- GIVEN RECORDS -
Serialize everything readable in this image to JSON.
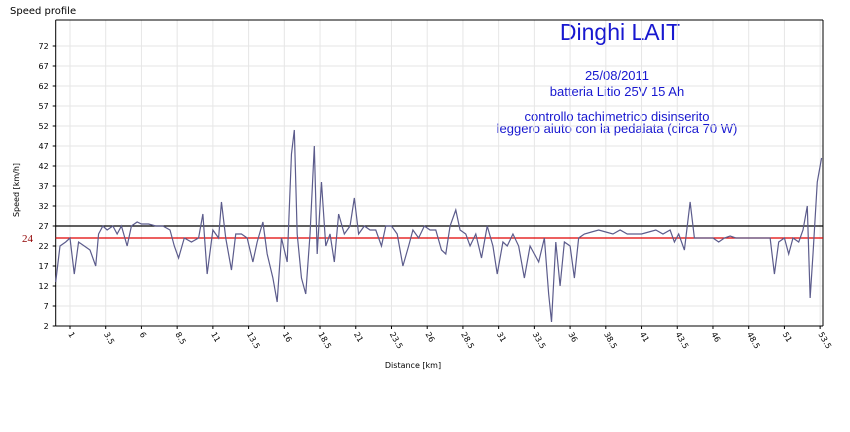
{
  "chart_data": {
    "type": "line",
    "title": "Speed profile",
    "y_label": "Speed [km/h]",
    "x_label": "Distance [km]",
    "annotations": [
      "Dinghi LAIT",
      "25/08/2011",
      "batteria Litio 25V 15 Ah",
      "controllo tachimetrico disinserito",
      "leggero aiuto con la pedalata (circa 70 W)"
    ],
    "color": "#5c5c8c",
    "grid": true,
    "xlim": [
      0,
      53.7
    ],
    "ylim": [
      2,
      78.5
    ],
    "xticks": [
      1,
      3.5,
      6,
      8.5,
      11,
      13.5,
      16,
      18.5,
      21,
      23.5,
      26,
      28.5,
      31,
      33.5,
      36,
      38.5,
      41,
      43.5,
      46,
      48.5,
      51,
      53.5
    ],
    "yticks": [
      2,
      7,
      12,
      17,
      22,
      27,
      32,
      37,
      42,
      47,
      52,
      57,
      62,
      67,
      72
    ],
    "reference_lines": [
      {
        "value": 27,
        "color": "#000000"
      },
      {
        "value": 24,
        "color": "#e00000"
      }
    ],
    "x": [
      0,
      0.3,
      0.7,
      1.0,
      1.3,
      1.6,
      2.0,
      2.4,
      2.8,
      3.0,
      3.3,
      3.6,
      4.0,
      4.3,
      4.6,
      5.0,
      5.3,
      5.7,
      6.0,
      6.5,
      7.0,
      7.5,
      8.0,
      8.3,
      8.6,
      9.0,
      9.5,
      10.0,
      10.3,
      10.6,
      11.0,
      11.4,
      11.6,
      11.9,
      12.3,
      12.6,
      13.0,
      13.4,
      13.8,
      14.1,
      14.5,
      14.8,
      15.2,
      15.5,
      15.8,
      16.2,
      16.5,
      16.7,
      16.9,
      17.2,
      17.5,
      17.8,
      18.1,
      18.3,
      18.6,
      18.9,
      19.2,
      19.5,
      19.8,
      20.2,
      20.6,
      20.9,
      21.2,
      21.6,
      22.0,
      22.4,
      22.8,
      23.1,
      23.5,
      23.9,
      24.3,
      24.7,
      25.0,
      25.4,
      25.8,
      26.2,
      26.6,
      27.0,
      27.3,
      27.6,
      28.0,
      28.3,
      28.7,
      29.0,
      29.4,
      29.8,
      30.2,
      30.6,
      30.9,
      31.3,
      31.6,
      32.0,
      32.4,
      32.8,
      33.2,
      33.5,
      33.8,
      34.2,
      34.5,
      34.7,
      35.0,
      35.3,
      35.6,
      36.0,
      36.3,
      36.6,
      37.0,
      37.5,
      38.0,
      38.5,
      39.0,
      39.5,
      40.0,
      40.5,
      41.0,
      41.5,
      42.0,
      42.5,
      43.0,
      43.3,
      43.6,
      44.0,
      44.4,
      44.7,
      45.0,
      45.5,
      46.0,
      46.4,
      46.8,
      47.2,
      47.6,
      48.0,
      48.5,
      49.0,
      49.5,
      50.0,
      50.3,
      50.6,
      51.0,
      51.3,
      51.6,
      52.0,
      52.3,
      52.6,
      52.8,
      53.0,
      53.3,
      53.6
    ],
    "values": [
      13,
      22,
      23,
      24,
      15,
      23,
      22,
      21,
      17,
      25,
      27,
      26,
      27,
      25,
      27,
      22,
      27,
      28,
      27.5,
      27.5,
      27,
      27,
      26,
      22,
      19,
      24,
      23,
      24,
      30,
      15,
      26,
      24,
      33,
      24,
      16,
      25,
      25,
      24,
      18,
      23,
      28,
      20,
      14,
      8,
      24,
      18,
      45,
      51,
      25,
      14,
      10,
      25,
      47,
      20,
      38,
      22,
      25,
      18,
      30,
      25,
      27,
      34,
      25,
      27,
      26,
      26,
      22,
      27,
      27,
      25,
      17,
      22,
      26,
      24,
      27,
      26,
      26,
      21,
      20,
      27,
      31,
      26,
      25,
      22,
      25,
      19,
      27,
      22,
      15,
      23,
      22,
      25,
      22,
      14,
      22,
      20,
      18,
      24,
      10,
      3,
      23,
      12,
      23,
      22,
      14,
      24,
      25,
      25.5,
      26,
      25.5,
      25,
      26,
      25,
      25,
      25,
      25.5,
      26,
      25,
      26,
      23,
      25,
      21,
      33,
      24,
      24,
      24,
      24,
      23,
      24,
      24.5,
      24,
      24,
      24,
      24,
      24,
      24,
      15,
      23,
      24,
      20,
      24,
      23,
      26,
      32,
      9,
      20,
      38,
      44
    ]
  }
}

- WRITTEN REQUEST -
Using the records above, output their complete text exactly, minus any images.

- SOLUTION BELOW -
Serialize everything readable in this image to JSON.
{
  "chart_data": {
    "type": "line",
    "title": "Speed profile",
    "y_label": "Speed [km/h]",
    "x_label": "Distance [km]",
    "annotations": [
      "Dinghi LAIT",
      "25/08/2011",
      "batteria Litio 25V 15 Ah",
      "controllo tachimetrico disinserito",
      "leggero aiuto con la pedalata (circa 70 W)"
    ],
    "color": "#5c5c8c",
    "grid": true,
    "xlim": [
      0,
      53.7
    ],
    "ylim": [
      2,
      78.5
    ],
    "xticks": [
      1,
      3.5,
      6,
      8.5,
      11,
      13.5,
      16,
      18.5,
      21,
      23.5,
      26,
      28.5,
      31,
      33.5,
      36,
      38.5,
      41,
      43.5,
      46,
      48.5,
      51,
      53.5
    ],
    "yticks": [
      2,
      7,
      12,
      17,
      22,
      27,
      32,
      37,
      42,
      47,
      52,
      57,
      62,
      67,
      72
    ],
    "reference_lines": [
      {
        "value": 27,
        "color": "#000000"
      },
      {
        "value": 24,
        "color": "#e00000"
      }
    ],
    "x": [
      0,
      0.3,
      0.7,
      1.0,
      1.3,
      1.6,
      2.0,
      2.4,
      2.8,
      3.0,
      3.3,
      3.6,
      4.0,
      4.3,
      4.6,
      5.0,
      5.3,
      5.7,
      6.0,
      6.5,
      7.0,
      7.5,
      8.0,
      8.3,
      8.6,
      9.0,
      9.5,
      10.0,
      10.3,
      10.6,
      11.0,
      11.4,
      11.6,
      11.9,
      12.3,
      12.6,
      13.0,
      13.4,
      13.8,
      14.1,
      14.5,
      14.8,
      15.2,
      15.5,
      15.8,
      16.2,
      16.5,
      16.7,
      16.9,
      17.2,
      17.5,
      17.8,
      18.1,
      18.3,
      18.6,
      18.9,
      19.2,
      19.5,
      19.8,
      20.2,
      20.6,
      20.9,
      21.2,
      21.6,
      22.0,
      22.4,
      22.8,
      23.1,
      23.5,
      23.9,
      24.3,
      24.7,
      25.0,
      25.4,
      25.8,
      26.2,
      26.6,
      27.0,
      27.3,
      27.6,
      28.0,
      28.3,
      28.7,
      29.0,
      29.4,
      29.8,
      30.2,
      30.6,
      30.9,
      31.3,
      31.6,
      32.0,
      32.4,
      32.8,
      33.2,
      33.5,
      33.8,
      34.2,
      34.5,
      34.7,
      35.0,
      35.3,
      35.6,
      36.0,
      36.3,
      36.6,
      37.0,
      37.5,
      38.0,
      38.5,
      39.0,
      39.5,
      40.0,
      40.5,
      41.0,
      41.5,
      42.0,
      42.5,
      43.0,
      43.3,
      43.6,
      44.0,
      44.4,
      44.7,
      45.0,
      45.5,
      46.0,
      46.4,
      46.8,
      47.2,
      47.6,
      48.0,
      48.5,
      49.0,
      49.5,
      50.0,
      50.3,
      50.6,
      51.0,
      51.3,
      51.6,
      52.0,
      52.3,
      52.6,
      52.8,
      53.0,
      53.3,
      53.6
    ],
    "values": [
      13,
      22,
      23,
      24,
      15,
      23,
      22,
      21,
      17,
      25,
      27,
      26,
      27,
      25,
      27,
      22,
      27,
      28,
      27.5,
      27.5,
      27,
      27,
      26,
      22,
      19,
      24,
      23,
      24,
      30,
      15,
      26,
      24,
      33,
      24,
      16,
      25,
      25,
      24,
      18,
      23,
      28,
      20,
      14,
      8,
      24,
      18,
      45,
      51,
      25,
      14,
      10,
      25,
      47,
      20,
      38,
      22,
      25,
      18,
      30,
      25,
      27,
      34,
      25,
      27,
      26,
      26,
      22,
      27,
      27,
      25,
      17,
      22,
      26,
      24,
      27,
      26,
      26,
      21,
      20,
      27,
      31,
      26,
      25,
      22,
      25,
      19,
      27,
      22,
      15,
      23,
      22,
      25,
      22,
      14,
      22,
      20,
      18,
      24,
      10,
      3,
      23,
      12,
      23,
      22,
      14,
      24,
      25,
      25.5,
      26,
      25.5,
      25,
      26,
      25,
      25,
      25,
      25.5,
      26,
      25,
      26,
      23,
      25,
      21,
      33,
      24,
      24,
      24,
      24,
      23,
      24,
      24.5,
      24,
      24,
      24,
      24,
      24,
      24,
      15,
      23,
      24,
      20,
      24,
      23,
      26,
      32,
      9,
      20,
      38,
      44
    ]
  }
}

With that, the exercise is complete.